- Problem details
Your response must be made up of each line in the data below that contains the string "iodine".

- Material for this task
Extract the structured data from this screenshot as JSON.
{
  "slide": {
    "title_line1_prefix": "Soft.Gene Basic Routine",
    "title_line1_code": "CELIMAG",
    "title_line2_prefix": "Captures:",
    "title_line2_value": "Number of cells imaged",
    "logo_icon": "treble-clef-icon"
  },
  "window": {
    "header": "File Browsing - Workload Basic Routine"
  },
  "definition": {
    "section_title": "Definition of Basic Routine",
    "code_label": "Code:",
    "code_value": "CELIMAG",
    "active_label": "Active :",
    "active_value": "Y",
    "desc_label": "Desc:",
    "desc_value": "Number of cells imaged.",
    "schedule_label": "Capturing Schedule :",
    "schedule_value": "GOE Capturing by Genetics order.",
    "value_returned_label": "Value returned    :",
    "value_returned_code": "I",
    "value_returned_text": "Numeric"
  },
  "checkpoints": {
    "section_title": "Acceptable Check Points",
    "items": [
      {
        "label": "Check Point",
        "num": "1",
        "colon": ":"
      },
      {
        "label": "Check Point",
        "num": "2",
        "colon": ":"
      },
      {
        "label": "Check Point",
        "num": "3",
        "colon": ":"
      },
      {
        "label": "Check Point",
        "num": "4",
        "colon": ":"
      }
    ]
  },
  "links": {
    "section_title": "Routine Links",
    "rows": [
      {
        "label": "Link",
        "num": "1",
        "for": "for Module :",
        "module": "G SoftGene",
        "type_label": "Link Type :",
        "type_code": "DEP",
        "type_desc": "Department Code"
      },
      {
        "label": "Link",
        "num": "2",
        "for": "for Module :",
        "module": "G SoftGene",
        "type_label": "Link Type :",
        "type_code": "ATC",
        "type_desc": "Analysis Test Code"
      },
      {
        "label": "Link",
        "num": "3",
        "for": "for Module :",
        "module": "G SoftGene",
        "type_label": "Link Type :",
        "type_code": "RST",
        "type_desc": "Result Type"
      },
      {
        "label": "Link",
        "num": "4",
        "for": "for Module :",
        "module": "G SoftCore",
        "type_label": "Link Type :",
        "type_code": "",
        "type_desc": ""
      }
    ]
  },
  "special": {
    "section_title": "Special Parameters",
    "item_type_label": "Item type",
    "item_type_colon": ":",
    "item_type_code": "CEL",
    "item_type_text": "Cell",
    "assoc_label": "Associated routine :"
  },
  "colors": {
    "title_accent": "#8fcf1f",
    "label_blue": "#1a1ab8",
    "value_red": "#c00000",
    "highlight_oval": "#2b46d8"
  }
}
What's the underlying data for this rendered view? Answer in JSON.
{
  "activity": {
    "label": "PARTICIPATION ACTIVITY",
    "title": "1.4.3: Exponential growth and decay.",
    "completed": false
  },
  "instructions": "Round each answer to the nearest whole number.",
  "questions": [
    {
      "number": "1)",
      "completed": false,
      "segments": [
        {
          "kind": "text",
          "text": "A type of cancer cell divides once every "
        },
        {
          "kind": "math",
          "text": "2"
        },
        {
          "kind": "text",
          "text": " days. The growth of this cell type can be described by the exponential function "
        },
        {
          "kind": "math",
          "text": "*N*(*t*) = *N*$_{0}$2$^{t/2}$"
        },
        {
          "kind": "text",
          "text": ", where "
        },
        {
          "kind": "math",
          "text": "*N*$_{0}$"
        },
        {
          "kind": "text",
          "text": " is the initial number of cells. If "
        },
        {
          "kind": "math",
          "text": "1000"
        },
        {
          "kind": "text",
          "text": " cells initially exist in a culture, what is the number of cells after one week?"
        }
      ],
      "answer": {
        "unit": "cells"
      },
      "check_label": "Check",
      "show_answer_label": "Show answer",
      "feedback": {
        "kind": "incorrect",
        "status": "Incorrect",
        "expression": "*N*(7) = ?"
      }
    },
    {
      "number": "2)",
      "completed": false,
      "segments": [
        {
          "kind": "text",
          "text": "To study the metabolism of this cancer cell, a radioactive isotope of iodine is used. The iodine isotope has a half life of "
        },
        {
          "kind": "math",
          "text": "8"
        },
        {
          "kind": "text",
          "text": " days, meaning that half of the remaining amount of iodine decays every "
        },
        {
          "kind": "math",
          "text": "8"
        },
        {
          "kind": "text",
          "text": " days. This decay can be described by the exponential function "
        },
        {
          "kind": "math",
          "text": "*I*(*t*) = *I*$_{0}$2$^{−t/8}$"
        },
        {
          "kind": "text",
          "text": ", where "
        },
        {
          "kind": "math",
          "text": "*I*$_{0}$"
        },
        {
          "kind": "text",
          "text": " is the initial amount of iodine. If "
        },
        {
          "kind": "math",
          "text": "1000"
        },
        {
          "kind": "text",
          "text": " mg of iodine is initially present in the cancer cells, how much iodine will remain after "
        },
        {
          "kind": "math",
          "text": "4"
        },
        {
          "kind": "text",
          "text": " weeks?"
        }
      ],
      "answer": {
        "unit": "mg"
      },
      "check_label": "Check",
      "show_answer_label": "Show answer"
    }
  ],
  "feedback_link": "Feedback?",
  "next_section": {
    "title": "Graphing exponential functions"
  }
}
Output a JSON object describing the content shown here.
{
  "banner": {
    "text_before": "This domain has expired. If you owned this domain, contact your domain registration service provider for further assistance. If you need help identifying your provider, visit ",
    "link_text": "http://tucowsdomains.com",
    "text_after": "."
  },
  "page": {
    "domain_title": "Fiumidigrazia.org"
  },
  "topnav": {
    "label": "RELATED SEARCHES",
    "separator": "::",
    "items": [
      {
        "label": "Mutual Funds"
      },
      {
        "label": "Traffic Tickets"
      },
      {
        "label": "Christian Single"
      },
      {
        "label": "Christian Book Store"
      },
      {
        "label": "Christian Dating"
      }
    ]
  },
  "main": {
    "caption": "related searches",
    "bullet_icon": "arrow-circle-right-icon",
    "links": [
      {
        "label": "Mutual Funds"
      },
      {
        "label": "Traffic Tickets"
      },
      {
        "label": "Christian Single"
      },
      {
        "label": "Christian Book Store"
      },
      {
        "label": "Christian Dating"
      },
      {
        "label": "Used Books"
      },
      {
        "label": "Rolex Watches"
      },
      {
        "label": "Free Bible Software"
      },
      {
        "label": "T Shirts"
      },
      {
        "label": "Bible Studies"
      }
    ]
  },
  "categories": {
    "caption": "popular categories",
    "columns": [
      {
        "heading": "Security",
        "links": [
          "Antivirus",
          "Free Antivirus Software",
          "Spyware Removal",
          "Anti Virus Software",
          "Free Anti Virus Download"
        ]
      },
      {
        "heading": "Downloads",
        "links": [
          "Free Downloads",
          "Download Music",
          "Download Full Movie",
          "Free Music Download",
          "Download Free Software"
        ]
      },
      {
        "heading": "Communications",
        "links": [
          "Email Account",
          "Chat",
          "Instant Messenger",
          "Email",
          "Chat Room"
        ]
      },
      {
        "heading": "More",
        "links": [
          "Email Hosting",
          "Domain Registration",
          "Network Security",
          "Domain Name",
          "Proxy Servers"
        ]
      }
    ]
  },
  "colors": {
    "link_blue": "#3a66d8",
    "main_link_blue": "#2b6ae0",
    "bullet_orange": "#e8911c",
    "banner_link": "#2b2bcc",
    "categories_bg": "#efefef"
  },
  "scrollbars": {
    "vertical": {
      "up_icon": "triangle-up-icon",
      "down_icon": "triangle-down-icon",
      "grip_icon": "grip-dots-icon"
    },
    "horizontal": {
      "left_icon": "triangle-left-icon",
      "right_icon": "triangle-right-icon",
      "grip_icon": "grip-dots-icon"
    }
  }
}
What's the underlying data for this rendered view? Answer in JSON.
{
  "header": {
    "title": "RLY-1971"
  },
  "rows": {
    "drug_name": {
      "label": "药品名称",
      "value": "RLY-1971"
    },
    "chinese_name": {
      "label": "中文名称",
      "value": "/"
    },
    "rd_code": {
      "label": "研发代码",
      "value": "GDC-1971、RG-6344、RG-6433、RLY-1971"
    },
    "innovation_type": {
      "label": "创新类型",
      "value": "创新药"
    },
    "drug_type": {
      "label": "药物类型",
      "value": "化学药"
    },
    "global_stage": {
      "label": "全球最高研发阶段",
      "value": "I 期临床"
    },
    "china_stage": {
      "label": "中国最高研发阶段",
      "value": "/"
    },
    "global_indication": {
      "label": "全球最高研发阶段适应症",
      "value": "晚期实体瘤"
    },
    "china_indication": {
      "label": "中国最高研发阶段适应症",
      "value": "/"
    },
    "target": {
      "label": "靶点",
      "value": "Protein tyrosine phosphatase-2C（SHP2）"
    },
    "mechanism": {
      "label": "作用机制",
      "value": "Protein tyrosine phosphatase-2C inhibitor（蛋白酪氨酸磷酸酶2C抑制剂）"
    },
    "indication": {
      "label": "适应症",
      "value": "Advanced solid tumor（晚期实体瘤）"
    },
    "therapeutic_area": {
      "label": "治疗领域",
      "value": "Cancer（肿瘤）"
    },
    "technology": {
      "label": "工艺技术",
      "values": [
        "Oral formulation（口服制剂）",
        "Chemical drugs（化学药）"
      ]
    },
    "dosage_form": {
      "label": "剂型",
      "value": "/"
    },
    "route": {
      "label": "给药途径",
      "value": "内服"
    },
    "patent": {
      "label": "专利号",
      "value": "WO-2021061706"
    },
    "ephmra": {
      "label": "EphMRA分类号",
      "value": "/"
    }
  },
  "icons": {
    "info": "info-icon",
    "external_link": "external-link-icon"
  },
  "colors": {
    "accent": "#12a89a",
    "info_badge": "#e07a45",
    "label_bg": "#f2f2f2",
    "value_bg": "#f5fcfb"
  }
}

- Your solution
          "text": "To study the metabolism of this cancer cell, a radioactive isotope of iodine is used. The iodine isotope has a half life of "
          "text": " days, meaning that half of the remaining amount of iodine decays every "
          "text": " is the initial amount of iodine. If "
          "text": " mg of iodine is initially present in the cancer cells, how much iodine will remain after "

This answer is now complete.